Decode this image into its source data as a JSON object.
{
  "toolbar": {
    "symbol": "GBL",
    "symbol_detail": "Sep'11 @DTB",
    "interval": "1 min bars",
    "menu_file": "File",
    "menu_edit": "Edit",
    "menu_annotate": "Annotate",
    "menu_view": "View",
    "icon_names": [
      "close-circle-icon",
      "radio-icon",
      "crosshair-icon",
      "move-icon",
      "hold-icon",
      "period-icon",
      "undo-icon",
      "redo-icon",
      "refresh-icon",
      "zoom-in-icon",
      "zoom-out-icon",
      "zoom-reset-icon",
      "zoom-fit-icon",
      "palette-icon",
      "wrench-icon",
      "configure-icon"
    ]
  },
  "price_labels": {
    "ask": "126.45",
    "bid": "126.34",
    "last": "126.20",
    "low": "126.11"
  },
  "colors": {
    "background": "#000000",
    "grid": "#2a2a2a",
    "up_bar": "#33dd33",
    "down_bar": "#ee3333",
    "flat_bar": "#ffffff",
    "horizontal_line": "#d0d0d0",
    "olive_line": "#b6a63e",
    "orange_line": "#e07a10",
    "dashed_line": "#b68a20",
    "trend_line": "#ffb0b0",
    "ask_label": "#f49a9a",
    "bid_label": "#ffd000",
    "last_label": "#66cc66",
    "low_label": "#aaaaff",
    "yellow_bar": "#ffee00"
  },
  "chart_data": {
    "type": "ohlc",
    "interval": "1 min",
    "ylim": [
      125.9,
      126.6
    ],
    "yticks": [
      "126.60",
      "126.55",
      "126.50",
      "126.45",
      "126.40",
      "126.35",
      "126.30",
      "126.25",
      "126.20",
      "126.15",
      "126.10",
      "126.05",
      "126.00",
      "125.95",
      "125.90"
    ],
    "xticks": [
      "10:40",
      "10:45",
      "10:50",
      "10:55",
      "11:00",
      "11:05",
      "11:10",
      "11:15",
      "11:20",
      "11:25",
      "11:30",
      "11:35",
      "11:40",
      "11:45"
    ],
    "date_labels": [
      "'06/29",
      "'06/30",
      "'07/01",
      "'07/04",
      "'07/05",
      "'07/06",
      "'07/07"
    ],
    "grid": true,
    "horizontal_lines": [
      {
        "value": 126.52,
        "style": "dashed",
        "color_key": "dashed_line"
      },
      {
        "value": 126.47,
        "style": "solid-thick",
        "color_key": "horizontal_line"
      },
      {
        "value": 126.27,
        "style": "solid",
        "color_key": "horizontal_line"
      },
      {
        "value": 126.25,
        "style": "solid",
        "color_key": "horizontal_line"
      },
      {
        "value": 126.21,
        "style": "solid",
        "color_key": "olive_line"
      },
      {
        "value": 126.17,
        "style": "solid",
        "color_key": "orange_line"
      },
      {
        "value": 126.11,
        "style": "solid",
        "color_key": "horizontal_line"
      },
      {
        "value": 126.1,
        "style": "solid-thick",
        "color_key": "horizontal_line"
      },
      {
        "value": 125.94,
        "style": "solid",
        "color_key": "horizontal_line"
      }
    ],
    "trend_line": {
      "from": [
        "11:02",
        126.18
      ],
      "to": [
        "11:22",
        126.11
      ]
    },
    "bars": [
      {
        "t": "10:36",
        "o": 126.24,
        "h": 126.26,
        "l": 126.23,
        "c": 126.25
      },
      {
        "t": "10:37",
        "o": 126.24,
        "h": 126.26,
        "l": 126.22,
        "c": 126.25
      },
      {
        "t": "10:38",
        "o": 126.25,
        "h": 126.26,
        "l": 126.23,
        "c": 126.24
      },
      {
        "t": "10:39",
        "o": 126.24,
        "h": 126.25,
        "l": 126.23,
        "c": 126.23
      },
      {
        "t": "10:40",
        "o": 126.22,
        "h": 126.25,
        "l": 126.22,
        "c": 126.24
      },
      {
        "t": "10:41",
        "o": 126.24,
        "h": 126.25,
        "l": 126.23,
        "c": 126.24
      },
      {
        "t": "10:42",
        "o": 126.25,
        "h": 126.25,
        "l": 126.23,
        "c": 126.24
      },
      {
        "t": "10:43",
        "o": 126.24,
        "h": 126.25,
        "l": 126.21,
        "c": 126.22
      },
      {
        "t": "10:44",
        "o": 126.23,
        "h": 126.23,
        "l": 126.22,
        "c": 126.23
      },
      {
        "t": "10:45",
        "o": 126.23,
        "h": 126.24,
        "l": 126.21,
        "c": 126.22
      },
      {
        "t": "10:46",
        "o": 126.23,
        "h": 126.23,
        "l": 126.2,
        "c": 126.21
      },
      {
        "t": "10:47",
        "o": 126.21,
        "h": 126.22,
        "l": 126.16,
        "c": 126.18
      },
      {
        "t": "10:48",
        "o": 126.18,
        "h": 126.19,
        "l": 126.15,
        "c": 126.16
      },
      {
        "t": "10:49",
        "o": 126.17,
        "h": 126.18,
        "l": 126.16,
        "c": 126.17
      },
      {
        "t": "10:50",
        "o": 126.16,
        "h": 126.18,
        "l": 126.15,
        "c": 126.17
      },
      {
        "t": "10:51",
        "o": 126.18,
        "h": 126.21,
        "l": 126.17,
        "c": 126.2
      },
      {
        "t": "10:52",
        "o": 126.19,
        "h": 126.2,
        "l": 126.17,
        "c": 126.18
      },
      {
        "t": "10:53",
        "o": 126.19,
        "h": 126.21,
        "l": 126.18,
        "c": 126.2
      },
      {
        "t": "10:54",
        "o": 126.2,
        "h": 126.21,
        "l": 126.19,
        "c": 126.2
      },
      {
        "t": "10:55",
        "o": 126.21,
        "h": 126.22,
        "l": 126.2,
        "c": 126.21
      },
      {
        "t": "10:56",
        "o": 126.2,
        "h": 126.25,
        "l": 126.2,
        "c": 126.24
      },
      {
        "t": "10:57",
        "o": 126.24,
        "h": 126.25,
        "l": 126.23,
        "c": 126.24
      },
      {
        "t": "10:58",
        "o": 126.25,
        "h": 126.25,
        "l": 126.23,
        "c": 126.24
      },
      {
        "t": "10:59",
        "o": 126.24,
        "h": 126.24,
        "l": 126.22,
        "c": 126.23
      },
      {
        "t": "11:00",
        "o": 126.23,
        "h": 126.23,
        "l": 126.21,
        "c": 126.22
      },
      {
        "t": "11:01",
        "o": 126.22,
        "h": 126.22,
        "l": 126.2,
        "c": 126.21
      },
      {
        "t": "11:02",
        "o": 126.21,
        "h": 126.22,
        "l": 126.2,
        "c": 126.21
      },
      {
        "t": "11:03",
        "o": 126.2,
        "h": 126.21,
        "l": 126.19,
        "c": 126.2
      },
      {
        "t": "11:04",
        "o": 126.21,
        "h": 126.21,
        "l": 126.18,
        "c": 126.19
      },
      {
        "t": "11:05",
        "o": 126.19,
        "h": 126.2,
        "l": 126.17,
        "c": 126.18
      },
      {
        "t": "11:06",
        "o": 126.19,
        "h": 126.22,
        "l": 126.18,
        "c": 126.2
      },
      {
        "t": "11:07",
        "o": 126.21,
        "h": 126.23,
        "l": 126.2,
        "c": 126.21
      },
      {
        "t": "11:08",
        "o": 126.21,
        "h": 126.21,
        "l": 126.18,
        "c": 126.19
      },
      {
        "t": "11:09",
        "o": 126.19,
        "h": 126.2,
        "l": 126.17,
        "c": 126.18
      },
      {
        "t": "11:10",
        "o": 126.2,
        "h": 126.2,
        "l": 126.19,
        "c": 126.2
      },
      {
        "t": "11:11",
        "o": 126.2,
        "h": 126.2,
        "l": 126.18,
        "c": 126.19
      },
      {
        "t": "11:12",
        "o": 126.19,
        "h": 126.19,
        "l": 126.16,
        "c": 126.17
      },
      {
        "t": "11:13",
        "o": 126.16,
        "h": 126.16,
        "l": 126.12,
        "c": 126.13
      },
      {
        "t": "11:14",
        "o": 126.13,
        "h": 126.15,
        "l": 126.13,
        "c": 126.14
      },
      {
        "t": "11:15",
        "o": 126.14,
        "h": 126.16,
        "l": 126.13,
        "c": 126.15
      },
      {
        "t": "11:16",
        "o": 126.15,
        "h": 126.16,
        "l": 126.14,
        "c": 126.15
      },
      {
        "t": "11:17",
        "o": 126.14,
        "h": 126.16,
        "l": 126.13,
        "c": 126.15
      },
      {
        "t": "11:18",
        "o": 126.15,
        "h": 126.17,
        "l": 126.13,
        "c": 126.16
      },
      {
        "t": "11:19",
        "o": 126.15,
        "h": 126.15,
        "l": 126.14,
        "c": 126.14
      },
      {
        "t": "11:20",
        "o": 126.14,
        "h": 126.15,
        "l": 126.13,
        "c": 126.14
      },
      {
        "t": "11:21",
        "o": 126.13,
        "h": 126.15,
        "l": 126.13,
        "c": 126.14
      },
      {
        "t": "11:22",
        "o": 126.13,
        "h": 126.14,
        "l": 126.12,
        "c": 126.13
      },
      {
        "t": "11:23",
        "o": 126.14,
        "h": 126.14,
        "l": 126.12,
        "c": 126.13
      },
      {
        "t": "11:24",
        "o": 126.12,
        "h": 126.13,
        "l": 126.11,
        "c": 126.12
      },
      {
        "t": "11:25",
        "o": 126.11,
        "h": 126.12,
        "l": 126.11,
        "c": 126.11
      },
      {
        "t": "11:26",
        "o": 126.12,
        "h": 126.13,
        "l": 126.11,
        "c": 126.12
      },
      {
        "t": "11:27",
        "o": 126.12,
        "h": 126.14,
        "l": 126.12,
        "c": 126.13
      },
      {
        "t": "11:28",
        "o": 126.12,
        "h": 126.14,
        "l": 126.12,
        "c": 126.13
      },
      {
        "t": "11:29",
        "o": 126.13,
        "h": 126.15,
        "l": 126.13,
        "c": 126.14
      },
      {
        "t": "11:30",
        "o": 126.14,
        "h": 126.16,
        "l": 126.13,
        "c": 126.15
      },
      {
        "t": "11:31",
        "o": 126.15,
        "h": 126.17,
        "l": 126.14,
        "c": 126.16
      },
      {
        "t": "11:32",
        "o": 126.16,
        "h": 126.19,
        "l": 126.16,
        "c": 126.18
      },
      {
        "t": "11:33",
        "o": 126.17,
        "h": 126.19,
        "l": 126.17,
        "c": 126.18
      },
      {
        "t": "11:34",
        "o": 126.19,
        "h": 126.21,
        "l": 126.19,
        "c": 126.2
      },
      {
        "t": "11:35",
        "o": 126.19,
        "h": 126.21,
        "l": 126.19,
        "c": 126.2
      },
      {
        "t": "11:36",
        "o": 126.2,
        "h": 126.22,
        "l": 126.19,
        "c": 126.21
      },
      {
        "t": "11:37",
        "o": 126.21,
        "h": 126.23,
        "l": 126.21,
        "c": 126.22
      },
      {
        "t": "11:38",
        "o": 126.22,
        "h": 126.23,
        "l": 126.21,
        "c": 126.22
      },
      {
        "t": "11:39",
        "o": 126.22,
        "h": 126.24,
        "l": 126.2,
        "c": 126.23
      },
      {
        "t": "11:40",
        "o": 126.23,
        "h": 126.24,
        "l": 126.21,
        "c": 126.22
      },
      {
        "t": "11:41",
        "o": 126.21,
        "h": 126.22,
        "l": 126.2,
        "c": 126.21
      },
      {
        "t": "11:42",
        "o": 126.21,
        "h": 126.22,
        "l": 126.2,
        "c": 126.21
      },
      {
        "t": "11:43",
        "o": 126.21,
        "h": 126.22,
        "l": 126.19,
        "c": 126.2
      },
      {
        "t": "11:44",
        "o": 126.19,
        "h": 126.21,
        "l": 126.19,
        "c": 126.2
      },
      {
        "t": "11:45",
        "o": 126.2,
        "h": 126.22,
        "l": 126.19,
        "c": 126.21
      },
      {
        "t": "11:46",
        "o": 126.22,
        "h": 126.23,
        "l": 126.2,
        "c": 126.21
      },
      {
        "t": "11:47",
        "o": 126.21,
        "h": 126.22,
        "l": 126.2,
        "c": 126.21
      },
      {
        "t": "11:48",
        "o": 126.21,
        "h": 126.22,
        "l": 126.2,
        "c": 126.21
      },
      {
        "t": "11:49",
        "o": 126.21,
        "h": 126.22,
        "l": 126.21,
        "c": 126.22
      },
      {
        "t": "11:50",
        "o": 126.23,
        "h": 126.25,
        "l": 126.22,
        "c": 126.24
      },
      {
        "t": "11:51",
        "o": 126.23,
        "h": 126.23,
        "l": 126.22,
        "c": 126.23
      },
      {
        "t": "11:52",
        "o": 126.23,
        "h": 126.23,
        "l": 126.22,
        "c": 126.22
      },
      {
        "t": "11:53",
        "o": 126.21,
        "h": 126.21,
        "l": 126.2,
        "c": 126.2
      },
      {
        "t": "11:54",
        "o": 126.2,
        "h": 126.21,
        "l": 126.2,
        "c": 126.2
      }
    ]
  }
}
::::
* _EXERCISE DIRECTIONS_:
Pick out the lines containing the string "value" and show them.

* _RESPONSE_:
        "value": 126.52,
        "value": 126.47,
        "value": 126.27,
        "value": 126.25,
        "value": 126.21,
        "value": 126.17,
        "value": 126.11,
        "value": 126.1,
        "value": 125.94,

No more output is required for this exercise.